What this task involves:
Give the data again, word for word.

◆ ◆ ◆ ◆

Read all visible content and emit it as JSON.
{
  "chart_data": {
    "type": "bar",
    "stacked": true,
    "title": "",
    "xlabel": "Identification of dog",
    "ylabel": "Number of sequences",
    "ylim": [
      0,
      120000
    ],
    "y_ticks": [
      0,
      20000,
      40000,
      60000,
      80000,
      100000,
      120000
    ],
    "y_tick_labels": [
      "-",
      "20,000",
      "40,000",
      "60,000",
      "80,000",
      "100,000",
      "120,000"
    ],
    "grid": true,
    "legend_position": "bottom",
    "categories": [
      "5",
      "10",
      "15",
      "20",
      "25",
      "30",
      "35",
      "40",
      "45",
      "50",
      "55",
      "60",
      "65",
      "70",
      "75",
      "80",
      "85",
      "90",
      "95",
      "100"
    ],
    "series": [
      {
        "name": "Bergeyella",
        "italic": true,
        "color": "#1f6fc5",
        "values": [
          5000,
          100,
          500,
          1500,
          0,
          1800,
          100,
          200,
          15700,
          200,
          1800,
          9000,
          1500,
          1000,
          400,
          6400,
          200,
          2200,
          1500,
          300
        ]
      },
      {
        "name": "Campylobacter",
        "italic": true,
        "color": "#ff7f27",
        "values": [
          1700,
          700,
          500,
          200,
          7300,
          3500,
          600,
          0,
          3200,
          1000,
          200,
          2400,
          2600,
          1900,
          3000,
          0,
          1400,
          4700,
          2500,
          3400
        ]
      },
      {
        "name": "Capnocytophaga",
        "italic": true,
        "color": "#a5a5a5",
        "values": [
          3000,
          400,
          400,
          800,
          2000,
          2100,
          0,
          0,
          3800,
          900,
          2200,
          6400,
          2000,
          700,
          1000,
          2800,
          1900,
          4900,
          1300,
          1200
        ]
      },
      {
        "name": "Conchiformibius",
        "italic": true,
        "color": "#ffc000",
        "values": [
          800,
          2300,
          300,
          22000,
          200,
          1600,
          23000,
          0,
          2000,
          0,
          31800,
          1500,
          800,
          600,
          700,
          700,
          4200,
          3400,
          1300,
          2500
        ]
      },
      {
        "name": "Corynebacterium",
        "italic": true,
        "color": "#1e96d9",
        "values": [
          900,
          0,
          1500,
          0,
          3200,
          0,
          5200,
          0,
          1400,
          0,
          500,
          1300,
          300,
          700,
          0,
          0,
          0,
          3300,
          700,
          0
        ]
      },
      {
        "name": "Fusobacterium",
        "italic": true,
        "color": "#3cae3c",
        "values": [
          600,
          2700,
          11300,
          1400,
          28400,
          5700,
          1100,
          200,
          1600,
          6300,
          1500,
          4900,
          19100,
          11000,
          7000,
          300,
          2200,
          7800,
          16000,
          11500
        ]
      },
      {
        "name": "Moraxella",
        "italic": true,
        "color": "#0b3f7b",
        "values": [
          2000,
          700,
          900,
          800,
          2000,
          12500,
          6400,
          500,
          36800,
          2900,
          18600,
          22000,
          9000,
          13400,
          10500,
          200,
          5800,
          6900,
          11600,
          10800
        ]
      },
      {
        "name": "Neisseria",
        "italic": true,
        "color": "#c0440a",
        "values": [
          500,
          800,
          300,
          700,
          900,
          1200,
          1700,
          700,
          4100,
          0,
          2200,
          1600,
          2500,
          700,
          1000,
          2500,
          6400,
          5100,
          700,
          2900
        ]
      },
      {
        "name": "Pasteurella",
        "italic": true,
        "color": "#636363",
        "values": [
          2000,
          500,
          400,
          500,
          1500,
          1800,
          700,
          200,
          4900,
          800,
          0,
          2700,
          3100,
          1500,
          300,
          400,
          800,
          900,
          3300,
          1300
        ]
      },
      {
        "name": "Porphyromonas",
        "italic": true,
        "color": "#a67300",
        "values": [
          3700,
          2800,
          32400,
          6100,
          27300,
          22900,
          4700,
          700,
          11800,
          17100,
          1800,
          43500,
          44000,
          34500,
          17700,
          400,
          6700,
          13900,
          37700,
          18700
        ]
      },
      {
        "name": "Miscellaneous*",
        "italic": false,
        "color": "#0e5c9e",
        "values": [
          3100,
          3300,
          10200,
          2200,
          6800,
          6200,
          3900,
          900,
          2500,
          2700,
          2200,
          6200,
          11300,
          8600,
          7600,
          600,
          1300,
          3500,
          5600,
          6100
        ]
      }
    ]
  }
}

◆ ◆ ◆ ◆

Solution for this exercise:
Read all visible content and emit it as JSON.
{
  "chart_data": {
    "type": "bar",
    "stacked": true,
    "title": "",
    "xlabel": "Identification of dog",
    "ylabel": "Number of sequences",
    "ylim": [
      0,
      120000
    ],
    "y_ticks": [
      0,
      20000,
      40000,
      60000,
      80000,
      100000,
      120000
    ],
    "y_tick_labels": [
      "-",
      "20,000",
      "40,000",
      "60,000",
      "80,000",
      "100,000",
      "120,000"
    ],
    "grid": true,
    "legend_position": "bottom",
    "categories": [
      "5",
      "10",
      "15",
      "20",
      "25",
      "30",
      "35",
      "40",
      "45",
      "50",
      "55",
      "60",
      "65",
      "70",
      "75",
      "80",
      "85",
      "90",
      "95",
      "100"
    ],
    "series": [
      {
        "name": "Bergeyella",
        "italic": true,
        "color": "#1f6fc5",
        "values": [
          5000,
          100,
          500,
          1500,
          0,
          1800,
          100,
          200,
          15700,
          200,
          1800,
          9000,
          1500,
          1000,
          400,
          6400,
          200,
          2200,
          1500,
          300
        ]
      },
      {
        "name": "Campylobacter",
        "italic": true,
        "color": "#ff7f27",
        "values": [
          1700,
          700,
          500,
          200,
          7300,
          3500,
          600,
          0,
          3200,
          1000,
          200,
          2400,
          2600,
          1900,
          3000,
          0,
          1400,
          4700,
          2500,
          3400
        ]
      },
      {
        "name": "Capnocytophaga",
        "italic": true,
        "color": "#a5a5a5",
        "values": [
          3000,
          400,
          400,
          800,
          2000,
          2100,
          0,
          0,
          3800,
          900,
          2200,
          6400,
          2000,
          700,
          1000,
          2800,
          1900,
          4900,
          1300,
          1200
        ]
      },
      {
        "name": "Conchiformibius",
        "italic": true,
        "color": "#ffc000",
        "values": [
          800,
          2300,
          300,
          22000,
          200,
          1600,
          23000,
          0,
          2000,
          0,
          31800,
          1500,
          800,
          600,
          700,
          700,
          4200,
          3400,
          1300,
          2500
        ]
      },
      {
        "name": "Corynebacterium",
        "italic": true,
        "color": "#1e96d9",
        "values": [
          900,
          0,
          1500,
          0,
          3200,
          0,
          5200,
          0,
          1400,
          0,
          500,
          1300,
          300,
          700,
          0,
          0,
          0,
          3300,
          700,
          0
        ]
      },
      {
        "name": "Fusobacterium",
        "italic": true,
        "color": "#3cae3c",
        "values": [
          600,
          2700,
          11300,
          1400,
          28400,
          5700,
          1100,
          200,
          1600,
          6300,
          1500,
          4900,
          19100,
          11000,
          7000,
          300,
          2200,
          7800,
          16000,
          11500
        ]
      },
      {
        "name": "Moraxella",
        "italic": true,
        "color": "#0b3f7b",
        "values": [
          2000,
          700,
          900,
          800,
          2000,
          12500,
          6400,
          500,
          36800,
          2900,
          18600,
          22000,
          9000,
          13400,
          10500,
          200,
          5800,
          6900,
          11600,
          10800
        ]
      },
      {
        "name": "Neisseria",
        "italic": true,
        "color": "#c0440a",
        "values": [
          500,
          800,
          300,
          700,
          900,
          1200,
          1700,
          700,
          4100,
          0,
          2200,
          1600,
          2500,
          700,
          1000,
          2500,
          6400,
          5100,
          700,
          2900
        ]
      },
      {
        "name": "Pasteurella",
        "italic": true,
        "color": "#636363",
        "values": [
          2000,
          500,
          400,
          500,
          1500,
          1800,
          700,
          200,
          4900,
          800,
          0,
          2700,
          3100,
          1500,
          300,
          400,
          800,
          900,
          3300,
          1300
        ]
      },
      {
        "name": "Porphyromonas",
        "italic": true,
        "color": "#a67300",
        "values": [
          3700,
          2800,
          32400,
          6100,
          27300,
          22900,
          4700,
          700,
          11800,
          17100,
          1800,
          43500,
          44000,
          34500,
          17700,
          400,
          6700,
          13900,
          37700,
          18700
        ]
      },
      {
        "name": "Miscellaneous*",
        "italic": false,
        "color": "#0e5c9e",
        "values": [
          3100,
          3300,
          10200,
          2200,
          6800,
          6200,
          3900,
          900,
          2500,
          2700,
          2200,
          6200,
          11300,
          8600,
          7600,
          600,
          1300,
          3500,
          5600,
          6100
        ]
      }
    ]
  }
}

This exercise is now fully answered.